What you should do →
Go through the listing and write out all of it exactly.

Input data →
-*-*-

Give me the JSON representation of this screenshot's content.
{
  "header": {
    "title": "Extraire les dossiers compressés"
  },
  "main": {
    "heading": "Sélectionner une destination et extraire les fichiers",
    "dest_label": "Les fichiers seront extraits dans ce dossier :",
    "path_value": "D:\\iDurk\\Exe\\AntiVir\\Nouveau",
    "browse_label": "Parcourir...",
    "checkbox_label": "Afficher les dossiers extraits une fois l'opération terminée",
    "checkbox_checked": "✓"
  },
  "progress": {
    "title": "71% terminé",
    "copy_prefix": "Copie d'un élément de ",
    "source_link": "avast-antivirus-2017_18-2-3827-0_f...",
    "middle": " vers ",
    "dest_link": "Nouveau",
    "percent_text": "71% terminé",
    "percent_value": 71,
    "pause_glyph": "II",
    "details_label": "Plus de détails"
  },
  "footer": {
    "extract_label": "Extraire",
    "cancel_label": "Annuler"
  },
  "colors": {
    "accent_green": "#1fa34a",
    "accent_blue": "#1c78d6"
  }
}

-*-*-

Expected answer →
Give me the JSON representation of this screenshot's content.
{
  "header": {
    "title": "Extraire les dossiers compressés"
  },
  "main": {
    "heading": "Sélectionner une destination et extraire les fichiers",
    "dest_label": "Les fichiers seront extraits dans ce dossier :",
    "path_value": "D:\\iDurk\\Exe\\AntiVir\\Nouveau",
    "browse_label": "Parcourir...",
    "checkbox_label": "Afficher les dossiers extraits une fois l'opération terminée",
    "checkbox_checked": "✓"
  },
  "progress": {
    "title": "71% terminé",
    "copy_prefix": "Copie d'un élément de ",
    "source_link": "avast-antivirus-2017_18-2-3827-0_f...",
    "middle": " vers ",
    "dest_link": "Nouveau",
    "percent_text": "71% terminé",
    "percent_value": 71,
    "pause_glyph": "II",
    "details_label": "Plus de détails"
  },
  "footer": {
    "extract_label": "Extraire",
    "cancel_label": "Annuler"
  },
  "colors": {
    "accent_green": "#1fa34a",
    "accent_blue": "#1c78d6"
  }
}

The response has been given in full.